Stated problem - Read the data and repeat all of it exactly.

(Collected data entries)
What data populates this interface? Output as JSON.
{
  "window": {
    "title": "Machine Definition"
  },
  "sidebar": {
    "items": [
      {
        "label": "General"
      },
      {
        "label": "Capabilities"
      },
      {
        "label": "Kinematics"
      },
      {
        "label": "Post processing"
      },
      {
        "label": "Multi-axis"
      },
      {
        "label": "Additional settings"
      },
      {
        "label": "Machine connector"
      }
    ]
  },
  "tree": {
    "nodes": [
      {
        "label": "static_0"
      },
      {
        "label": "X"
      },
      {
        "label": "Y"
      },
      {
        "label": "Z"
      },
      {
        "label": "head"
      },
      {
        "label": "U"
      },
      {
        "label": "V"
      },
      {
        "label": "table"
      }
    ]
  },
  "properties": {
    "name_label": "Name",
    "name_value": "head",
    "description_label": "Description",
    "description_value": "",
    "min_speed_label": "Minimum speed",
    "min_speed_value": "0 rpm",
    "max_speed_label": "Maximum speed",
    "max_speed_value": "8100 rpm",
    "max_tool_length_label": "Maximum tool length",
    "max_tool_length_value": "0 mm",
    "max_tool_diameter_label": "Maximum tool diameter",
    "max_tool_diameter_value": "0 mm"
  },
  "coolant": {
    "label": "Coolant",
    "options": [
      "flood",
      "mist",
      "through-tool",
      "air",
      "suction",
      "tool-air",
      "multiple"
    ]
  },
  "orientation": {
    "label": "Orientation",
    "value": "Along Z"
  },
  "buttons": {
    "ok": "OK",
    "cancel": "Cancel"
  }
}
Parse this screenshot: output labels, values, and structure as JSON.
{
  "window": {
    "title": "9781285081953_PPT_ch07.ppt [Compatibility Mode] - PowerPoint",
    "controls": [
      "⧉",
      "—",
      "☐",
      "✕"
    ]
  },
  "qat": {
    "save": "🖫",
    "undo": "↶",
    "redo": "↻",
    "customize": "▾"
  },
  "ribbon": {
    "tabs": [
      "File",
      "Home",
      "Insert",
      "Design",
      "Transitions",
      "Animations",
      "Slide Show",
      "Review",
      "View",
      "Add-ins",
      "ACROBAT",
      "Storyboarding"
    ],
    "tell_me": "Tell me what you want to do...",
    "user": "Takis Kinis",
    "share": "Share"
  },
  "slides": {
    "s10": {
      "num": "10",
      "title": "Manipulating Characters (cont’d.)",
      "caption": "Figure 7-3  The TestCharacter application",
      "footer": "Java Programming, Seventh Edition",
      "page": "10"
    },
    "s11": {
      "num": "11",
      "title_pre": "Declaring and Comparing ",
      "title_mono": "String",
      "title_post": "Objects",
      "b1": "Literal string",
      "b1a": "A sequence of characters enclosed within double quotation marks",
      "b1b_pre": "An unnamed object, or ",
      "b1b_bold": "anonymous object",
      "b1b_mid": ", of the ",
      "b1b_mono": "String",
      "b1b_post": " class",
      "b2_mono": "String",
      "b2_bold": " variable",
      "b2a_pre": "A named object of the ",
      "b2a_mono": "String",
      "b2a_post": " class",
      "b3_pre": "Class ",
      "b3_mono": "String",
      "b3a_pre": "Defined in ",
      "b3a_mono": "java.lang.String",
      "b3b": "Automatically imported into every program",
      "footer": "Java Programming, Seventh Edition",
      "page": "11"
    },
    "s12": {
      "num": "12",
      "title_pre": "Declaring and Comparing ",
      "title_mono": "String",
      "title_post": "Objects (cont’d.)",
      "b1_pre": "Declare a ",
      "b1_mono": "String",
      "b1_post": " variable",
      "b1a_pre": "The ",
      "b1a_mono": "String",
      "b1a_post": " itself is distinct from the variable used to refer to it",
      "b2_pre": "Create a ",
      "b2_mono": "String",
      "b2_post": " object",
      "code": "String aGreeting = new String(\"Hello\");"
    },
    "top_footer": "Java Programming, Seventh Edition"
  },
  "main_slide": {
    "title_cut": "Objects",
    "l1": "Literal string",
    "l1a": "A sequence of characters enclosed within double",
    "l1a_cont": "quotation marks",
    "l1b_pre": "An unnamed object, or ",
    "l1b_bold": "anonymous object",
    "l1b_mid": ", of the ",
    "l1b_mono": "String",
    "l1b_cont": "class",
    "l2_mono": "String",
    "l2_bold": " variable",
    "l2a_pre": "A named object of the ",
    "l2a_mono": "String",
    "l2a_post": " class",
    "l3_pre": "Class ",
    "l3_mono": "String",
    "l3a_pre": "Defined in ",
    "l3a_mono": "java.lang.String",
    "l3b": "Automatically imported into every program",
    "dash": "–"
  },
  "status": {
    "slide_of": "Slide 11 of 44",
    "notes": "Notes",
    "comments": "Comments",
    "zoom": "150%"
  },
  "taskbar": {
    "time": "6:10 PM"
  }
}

Output of the task -
What data populates this interface? Output as JSON.
{
  "window": {
    "title": "Machine Definition"
  },
  "sidebar": {
    "items": [
      {
        "label": "General"
      },
      {
        "label": "Capabilities"
      },
      {
        "label": "Kinematics"
      },
      {
        "label": "Post processing"
      },
      {
        "label": "Multi-axis"
      },
      {
        "label": "Additional settings"
      },
      {
        "label": "Machine connector"
      }
    ]
  },
  "tree": {
    "nodes": [
      {
        "label": "static_0"
      },
      {
        "label": "X"
      },
      {
        "label": "Y"
      },
      {
        "label": "Z"
      },
      {
        "label": "head"
      },
      {
        "label": "U"
      },
      {
        "label": "V"
      },
      {
        "label": "table"
      }
    ]
  },
  "properties": {
    "name_label": "Name",
    "name_value": "head",
    "description_label": "Description",
    "description_value": "",
    "min_speed_label": "Minimum speed",
    "min_speed_value": "0 rpm",
    "max_speed_label": "Maximum speed",
    "max_speed_value": "8100 rpm",
    "max_tool_length_label": "Maximum tool length",
    "max_tool_length_value": "0 mm",
    "max_tool_diameter_label": "Maximum tool diameter",
    "max_tool_diameter_value": "0 mm"
  },
  "coolant": {
    "label": "Coolant",
    "options": [
      "flood",
      "mist",
      "through-tool",
      "air",
      "suction",
      "tool-air",
      "multiple"
    ]
  },
  "orientation": {
    "label": "Orientation",
    "value": "Along Z"
  },
  "buttons": {
    "ok": "OK",
    "cancel": "Cancel"
  }
}
Parse this screenshot: output labels, values, and structure as JSON.
{
  "window": {
    "title": "9781285081953_PPT_ch07.ppt [Compatibility Mode] - PowerPoint",
    "controls": [
      "⧉",
      "—",
      "☐",
      "✕"
    ]
  },
  "qat": {
    "save": "🖫",
    "undo": "↶",
    "redo": "↻",
    "customize": "▾"
  },
  "ribbon": {
    "tabs": [
      "File",
      "Home",
      "Insert",
      "Design",
      "Transitions",
      "Animations",
      "Slide Show",
      "Review",
      "View",
      "Add-ins",
      "ACROBAT",
      "Storyboarding"
    ],
    "tell_me": "Tell me what you want to do...",
    "user": "Takis Kinis",
    "share": "Share"
  },
  "slides": {
    "s10": {
      "num": "10",
      "title": "Manipulating Characters (cont’d.)",
      "caption": "Figure 7-3  The TestCharacter application",
      "footer": "Java Programming, Seventh Edition",
      "page": "10"
    },
    "s11": {
      "num": "11",
      "title_pre": "Declaring and Comparing ",
      "title_mono": "String",
      "title_post": "Objects",
      "b1": "Literal string",
      "b1a": "A sequence of characters enclosed within double quotation marks",
      "b1b_pre": "An unnamed object, or ",
      "b1b_bold": "anonymous object",
      "b1b_mid": ", of the ",
      "b1b_mono": "String",
      "b1b_post": " class",
      "b2_mono": "String",
      "b2_bold": " variable",
      "b2a_pre": "A named object of the ",
      "b2a_mono": "String",
      "b2a_post": " class",
      "b3_pre": "Class ",
      "b3_mono": "String",
      "b3a_pre": "Defined in ",
      "b3a_mono": "java.lang.String",
      "b3b": "Automatically imported into every program",
      "footer": "Java Programming, Seventh Edition",
      "page": "11"
    },
    "s12": {
      "num": "12",
      "title_pre": "Declaring and Comparing ",
      "title_mono": "String",
      "title_post": "Objects (cont’d.)",
      "b1_pre": "Declare a ",
      "b1_mono": "String",
      "b1_post": " variable",
      "b1a_pre": "The ",
      "b1a_mono": "String",
      "b1a_post": " itself is distinct from the variable used to refer to it",
      "b2_pre": "Create a ",
      "b2_mono": "String",
      "b2_post": " object",
      "code": "String aGreeting = new String(\"Hello\");"
    },
    "top_footer": "Java Programming, Seventh Edition"
  },
  "main_slide": {
    "title_cut": "Objects",
    "l1": "Literal string",
    "l1a": "A sequence of characters enclosed within double",
    "l1a_cont": "quotation marks",
    "l1b_pre": "An unnamed object, or ",
    "l1b_bold": "anonymous object",
    "l1b_mid": ", of the ",
    "l1b_mono": "String",
    "l1b_cont": "class",
    "l2_mono": "String",
    "l2_bold": " variable",
    "l2a_pre": "A named object of the ",
    "l2a_mono": "String",
    "l2a_post": " class",
    "l3_pre": "Class ",
    "l3_mono": "String",
    "l3a_pre": "Defined in ",
    "l3a_mono": "java.lang.String",
    "l3b": "Automatically imported into every program",
    "dash": "–"
  },
  "status": {
    "slide_of": "Slide 11 of 44",
    "notes": "Notes",
    "comments": "Comments",
    "zoom": "150%"
  },
  "taskbar": {
    "time": "6:10 PM"
  }
}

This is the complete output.